What the task asks: Reproduce each line exactly. Skip none.

** Start **

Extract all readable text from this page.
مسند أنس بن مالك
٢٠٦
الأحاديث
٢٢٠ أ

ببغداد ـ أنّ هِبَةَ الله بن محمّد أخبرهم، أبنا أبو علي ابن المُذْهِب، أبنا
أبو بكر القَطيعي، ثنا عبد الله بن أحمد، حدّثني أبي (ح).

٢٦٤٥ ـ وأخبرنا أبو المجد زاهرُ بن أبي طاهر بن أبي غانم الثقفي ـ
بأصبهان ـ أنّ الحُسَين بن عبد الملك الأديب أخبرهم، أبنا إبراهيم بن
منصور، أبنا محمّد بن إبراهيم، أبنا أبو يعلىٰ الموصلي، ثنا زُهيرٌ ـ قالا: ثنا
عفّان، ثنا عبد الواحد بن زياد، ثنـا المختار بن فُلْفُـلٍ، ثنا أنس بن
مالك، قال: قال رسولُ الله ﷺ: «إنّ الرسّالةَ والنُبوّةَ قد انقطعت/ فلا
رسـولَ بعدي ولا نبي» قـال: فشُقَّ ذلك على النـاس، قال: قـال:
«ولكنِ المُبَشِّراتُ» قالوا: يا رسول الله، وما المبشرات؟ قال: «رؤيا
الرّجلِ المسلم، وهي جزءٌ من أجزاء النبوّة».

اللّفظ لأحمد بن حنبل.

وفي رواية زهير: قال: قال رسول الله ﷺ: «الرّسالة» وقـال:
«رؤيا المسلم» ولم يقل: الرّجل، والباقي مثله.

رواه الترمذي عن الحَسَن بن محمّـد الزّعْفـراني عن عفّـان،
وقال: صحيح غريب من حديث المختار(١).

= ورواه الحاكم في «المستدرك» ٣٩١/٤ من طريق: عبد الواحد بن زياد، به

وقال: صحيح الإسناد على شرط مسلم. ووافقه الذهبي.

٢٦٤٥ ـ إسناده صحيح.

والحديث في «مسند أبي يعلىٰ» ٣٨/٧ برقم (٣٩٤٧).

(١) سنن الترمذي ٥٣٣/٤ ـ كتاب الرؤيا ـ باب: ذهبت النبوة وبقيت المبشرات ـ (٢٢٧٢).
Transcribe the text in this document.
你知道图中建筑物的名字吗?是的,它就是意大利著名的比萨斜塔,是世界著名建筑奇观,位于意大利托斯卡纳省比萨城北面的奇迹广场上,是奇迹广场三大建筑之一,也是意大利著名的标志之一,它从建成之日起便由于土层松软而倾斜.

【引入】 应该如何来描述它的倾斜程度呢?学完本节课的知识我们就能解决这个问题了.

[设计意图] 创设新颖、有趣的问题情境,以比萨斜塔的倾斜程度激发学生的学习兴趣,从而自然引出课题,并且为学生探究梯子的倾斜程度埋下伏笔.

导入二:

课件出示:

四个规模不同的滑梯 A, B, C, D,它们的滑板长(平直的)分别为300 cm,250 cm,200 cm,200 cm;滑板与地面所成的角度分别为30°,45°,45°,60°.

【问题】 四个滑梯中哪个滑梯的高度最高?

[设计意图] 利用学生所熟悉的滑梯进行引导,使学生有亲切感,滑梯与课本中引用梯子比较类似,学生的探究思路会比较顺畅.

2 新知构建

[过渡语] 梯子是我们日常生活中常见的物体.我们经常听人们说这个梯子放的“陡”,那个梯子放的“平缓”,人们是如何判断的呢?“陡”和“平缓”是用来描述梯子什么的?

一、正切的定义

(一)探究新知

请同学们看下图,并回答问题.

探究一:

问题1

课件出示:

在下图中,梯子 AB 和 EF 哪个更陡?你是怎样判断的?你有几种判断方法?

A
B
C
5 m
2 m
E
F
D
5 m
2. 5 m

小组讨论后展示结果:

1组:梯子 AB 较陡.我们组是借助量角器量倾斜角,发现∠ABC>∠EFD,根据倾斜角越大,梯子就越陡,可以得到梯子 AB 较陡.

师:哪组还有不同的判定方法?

** End **

Problem solution:
Extract all readable text from this page.
مسند أنس بن مالك
٢٠٦
الأحاديث
٢٢٠ أ

ببغداد ـ أنّ هِبَةَ الله بن محمّد أخبرهم، أبنا أبو علي ابن المُذْهِب، أبنا
أبو بكر القَطيعي، ثنا عبد الله بن أحمد، حدّثني أبي (ح).

٢٦٤٥ ـ وأخبرنا أبو المجد زاهرُ بن أبي طاهر بن أبي غانم الثقفي ـ
بأصبهان ـ أنّ الحُسَين بن عبد الملك الأديب أخبرهم، أبنا إبراهيم بن
منصور، أبنا محمّد بن إبراهيم، أبنا أبو يعلىٰ الموصلي، ثنا زُهيرٌ ـ قالا: ثنا
عفّان، ثنا عبد الواحد بن زياد، ثنـا المختار بن فُلْفُـلٍ، ثنا أنس بن
مالك، قال: قال رسولُ الله ﷺ: «إنّ الرسّالةَ والنُبوّةَ قد انقطعت/ فلا
رسـولَ بعدي ولا نبي» قـال: فشُقَّ ذلك على النـاس، قال: قـال:
«ولكنِ المُبَشِّراتُ» قالوا: يا رسول الله، وما المبشرات؟ قال: «رؤيا
الرّجلِ المسلم، وهي جزءٌ من أجزاء النبوّة».

اللّفظ لأحمد بن حنبل.

وفي رواية زهير: قال: قال رسول الله ﷺ: «الرّسالة» وقـال:
«رؤيا المسلم» ولم يقل: الرّجل، والباقي مثله.

رواه الترمذي عن الحَسَن بن محمّـد الزّعْفـراني عن عفّـان،
وقال: صحيح غريب من حديث المختار(١).

= ورواه الحاكم في «المستدرك» ٣٩١/٤ من طريق: عبد الواحد بن زياد، به

وقال: صحيح الإسناد على شرط مسلم. ووافقه الذهبي.

٢٦٤٥ ـ إسناده صحيح.

والحديث في «مسند أبي يعلىٰ» ٣٨/٧ برقم (٣٩٤٧).

(١) سنن الترمذي ٥٣٣/٤ ـ كتاب الرؤيا ـ باب: ذهبت النبوة وبقيت المبشرات ـ (٢٢٧٢).
Transcribe the text in this document.
你知道图中建筑物的名字吗?是的,它就是意大利著名的比萨斜塔,是世界著名建筑奇观,位于意大利托斯卡纳省比萨城北面的奇迹广场上,是奇迹广场三大建筑之一,也是意大利著名的标志之一,它从建成之日起便由于土层松软而倾斜.

【引入】 应该如何来描述它的倾斜程度呢?学完本节课的知识我们就能解决这个问题了.

[设计意图] 创设新颖、有趣的问题情境,以比萨斜塔的倾斜程度激发学生的学习兴趣,从而自然引出课题,并且为学生探究梯子的倾斜程度埋下伏笔.

导入二:

课件出示:

四个规模不同的滑梯 A, B, C, D,它们的滑板长(平直的)分别为300 cm,250 cm,200 cm,200 cm;滑板与地面所成的角度分别为30°,45°,45°,60°.

【问题】 四个滑梯中哪个滑梯的高度最高?

[设计意图] 利用学生所熟悉的滑梯进行引导,使学生有亲切感,滑梯与课本中引用梯子比较类似,学生的探究思路会比较顺畅.

2 新知构建

[过渡语] 梯子是我们日常生活中常见的物体.我们经常听人们说这个梯子放的“陡”,那个梯子放的“平缓”,人们是如何判断的呢?“陡”和“平缓”是用来描述梯子什么的?

一、正切的定义

(一)探究新知

请同学们看下图,并回答问题.

探究一:

问题1

课件出示:

在下图中,梯子 AB 和 EF 哪个更陡?你是怎样判断的?你有几种判断方法?

A
B
C
5 m
2 m
E
F
D
5 m
2. 5 m

小组讨论后展示结果:

1组:梯子 AB 较陡.我们组是借助量角器量倾斜角,发现∠ABC>∠EFD,根据倾斜角越大,梯子就越陡,可以得到梯子 AB 较陡.

师:哪组还有不同的判定方法?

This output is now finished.